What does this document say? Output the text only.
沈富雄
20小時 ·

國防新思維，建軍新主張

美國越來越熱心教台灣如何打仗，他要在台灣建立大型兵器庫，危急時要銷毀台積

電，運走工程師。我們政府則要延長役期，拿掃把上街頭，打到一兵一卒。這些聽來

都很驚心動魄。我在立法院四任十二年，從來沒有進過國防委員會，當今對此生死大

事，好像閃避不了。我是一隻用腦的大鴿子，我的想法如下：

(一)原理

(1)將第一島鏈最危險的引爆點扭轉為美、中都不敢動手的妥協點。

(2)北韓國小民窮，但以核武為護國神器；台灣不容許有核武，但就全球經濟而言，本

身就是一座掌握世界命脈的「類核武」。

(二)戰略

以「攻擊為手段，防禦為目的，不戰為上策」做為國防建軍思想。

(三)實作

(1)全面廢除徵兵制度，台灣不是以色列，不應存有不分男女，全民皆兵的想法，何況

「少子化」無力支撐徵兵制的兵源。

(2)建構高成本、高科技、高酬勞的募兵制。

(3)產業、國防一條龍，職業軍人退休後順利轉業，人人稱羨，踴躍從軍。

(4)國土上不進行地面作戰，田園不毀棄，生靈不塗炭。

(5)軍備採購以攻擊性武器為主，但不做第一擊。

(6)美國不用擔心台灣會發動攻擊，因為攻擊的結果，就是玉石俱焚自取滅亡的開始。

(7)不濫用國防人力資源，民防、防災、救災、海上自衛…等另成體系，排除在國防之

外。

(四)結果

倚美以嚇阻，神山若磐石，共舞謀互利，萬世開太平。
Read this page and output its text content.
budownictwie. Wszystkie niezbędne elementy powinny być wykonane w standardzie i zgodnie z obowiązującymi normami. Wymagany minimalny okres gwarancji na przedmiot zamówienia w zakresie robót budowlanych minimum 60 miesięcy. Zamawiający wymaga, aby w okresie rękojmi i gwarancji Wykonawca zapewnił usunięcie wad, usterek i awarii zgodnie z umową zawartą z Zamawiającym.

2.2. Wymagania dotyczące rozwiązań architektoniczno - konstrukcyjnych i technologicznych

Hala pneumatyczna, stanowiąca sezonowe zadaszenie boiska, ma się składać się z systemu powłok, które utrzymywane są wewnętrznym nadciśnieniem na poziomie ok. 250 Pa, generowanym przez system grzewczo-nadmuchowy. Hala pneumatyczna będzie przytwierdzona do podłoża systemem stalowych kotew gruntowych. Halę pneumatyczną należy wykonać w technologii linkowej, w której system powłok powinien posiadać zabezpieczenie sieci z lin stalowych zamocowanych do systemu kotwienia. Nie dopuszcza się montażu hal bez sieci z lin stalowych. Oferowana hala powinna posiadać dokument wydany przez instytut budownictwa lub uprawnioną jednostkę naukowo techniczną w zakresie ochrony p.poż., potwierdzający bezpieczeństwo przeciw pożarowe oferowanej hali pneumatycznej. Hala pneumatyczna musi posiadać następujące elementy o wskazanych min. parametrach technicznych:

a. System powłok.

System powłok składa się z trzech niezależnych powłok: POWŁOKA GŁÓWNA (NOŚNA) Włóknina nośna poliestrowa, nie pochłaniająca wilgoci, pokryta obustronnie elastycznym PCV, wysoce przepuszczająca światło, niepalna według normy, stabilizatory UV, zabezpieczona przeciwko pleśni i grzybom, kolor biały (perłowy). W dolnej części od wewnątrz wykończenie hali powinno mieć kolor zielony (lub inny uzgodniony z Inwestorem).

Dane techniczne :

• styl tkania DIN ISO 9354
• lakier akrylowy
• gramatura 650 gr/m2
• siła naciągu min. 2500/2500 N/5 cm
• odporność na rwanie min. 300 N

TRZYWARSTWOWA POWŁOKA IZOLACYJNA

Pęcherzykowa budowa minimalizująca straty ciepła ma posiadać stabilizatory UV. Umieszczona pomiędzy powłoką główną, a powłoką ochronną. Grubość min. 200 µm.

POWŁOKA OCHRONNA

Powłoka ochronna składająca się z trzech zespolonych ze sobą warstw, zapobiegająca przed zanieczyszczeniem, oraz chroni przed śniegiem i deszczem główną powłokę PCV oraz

- Task prompt
Word for word, write out the data.

- Written answer
What does this document say? Output the text only.
沈富雄
20小時 ·

國防新思維，建軍新主張

美國越來越熱心教台灣如何打仗，他要在台灣建立大型兵器庫，危急時要銷毀台積

電，運走工程師。我們政府則要延長役期，拿掃把上街頭，打到一兵一卒。這些聽來

都很驚心動魄。我在立法院四任十二年，從來沒有進過國防委員會，當今對此生死大

事，好像閃避不了。我是一隻用腦的大鴿子，我的想法如下：

(一)原理

(1)將第一島鏈最危險的引爆點扭轉為美、中都不敢動手的妥協點。

(2)北韓國小民窮，但以核武為護國神器；台灣不容許有核武，但就全球經濟而言，本

身就是一座掌握世界命脈的「類核武」。

(二)戰略

以「攻擊為手段，防禦為目的，不戰為上策」做為國防建軍思想。

(三)實作

(1)全面廢除徵兵制度，台灣不是以色列，不應存有不分男女，全民皆兵的想法，何況

「少子化」無力支撐徵兵制的兵源。

(2)建構高成本、高科技、高酬勞的募兵制。

(3)產業、國防一條龍，職業軍人退休後順利轉業，人人稱羨，踴躍從軍。

(4)國土上不進行地面作戰，田園不毀棄，生靈不塗炭。

(5)軍備採購以攻擊性武器為主，但不做第一擊。

(6)美國不用擔心台灣會發動攻擊，因為攻擊的結果，就是玉石俱焚自取滅亡的開始。

(7)不濫用國防人力資源，民防、防災、救災、海上自衛…等另成體系，排除在國防之

外。

(四)結果

倚美以嚇阻，神山若磐石，共舞謀互利，萬世開太平。
Read this page and output its text content.
budownictwie. Wszystkie niezbędne elementy powinny być wykonane w standardzie i zgodnie z obowiązującymi normami. Wymagany minimalny okres gwarancji na przedmiot zamówienia w zakresie robót budowlanych minimum 60 miesięcy. Zamawiający wymaga, aby w okresie rękojmi i gwarancji Wykonawca zapewnił usunięcie wad, usterek i awarii zgodnie z umową zawartą z Zamawiającym.

2.2. Wymagania dotyczące rozwiązań architektoniczno - konstrukcyjnych i technologicznych

Hala pneumatyczna, stanowiąca sezonowe zadaszenie boiska, ma się składać się z systemu powłok, które utrzymywane są wewnętrznym nadciśnieniem na poziomie ok. 250 Pa, generowanym przez system grzewczo-nadmuchowy. Hala pneumatyczna będzie przytwierdzona do podłoża systemem stalowych kotew gruntowych. Halę pneumatyczną należy wykonać w technologii linkowej, w której system powłok powinien posiadać zabezpieczenie sieci z lin stalowych zamocowanych do systemu kotwienia. Nie dopuszcza się montażu hal bez sieci z lin stalowych. Oferowana hala powinna posiadać dokument wydany przez instytut budownictwa lub uprawnioną jednostkę naukowo techniczną w zakresie ochrony p.poż., potwierdzający bezpieczeństwo przeciw pożarowe oferowanej hali pneumatycznej. Hala pneumatyczna musi posiadać następujące elementy o wskazanych min. parametrach technicznych:

a. System powłok.

System powłok składa się z trzech niezależnych powłok: POWŁOKA GŁÓWNA (NOŚNA) Włóknina nośna poliestrowa, nie pochłaniająca wilgoci, pokryta obustronnie elastycznym PCV, wysoce przepuszczająca światło, niepalna według normy, stabilizatory UV, zabezpieczona przeciwko pleśni i grzybom, kolor biały (perłowy). W dolnej części od wewnątrz wykończenie hali powinno mieć kolor zielony (lub inny uzgodniony z Inwestorem).

Dane techniczne :

• styl tkania DIN ISO 9354
• lakier akrylowy
• gramatura 650 gr/m2
• siła naciągu min. 2500/2500 N/5 cm
• odporność na rwanie min. 300 N

TRZYWARSTWOWA POWŁOKA IZOLACYJNA

Pęcherzykowa budowa minimalizująca straty ciepła ma posiadać stabilizatory UV. Umieszczona pomiędzy powłoką główną, a powłoką ochronną. Grubość min. 200 µm.

POWŁOKA OCHRONNA

Powłoka ochronna składająca się z trzech zespolonych ze sobą warstw, zapobiegająca przed zanieczyszczeniem, oraz chroni przed śniegiem i deszczem główną powłokę PCV oraz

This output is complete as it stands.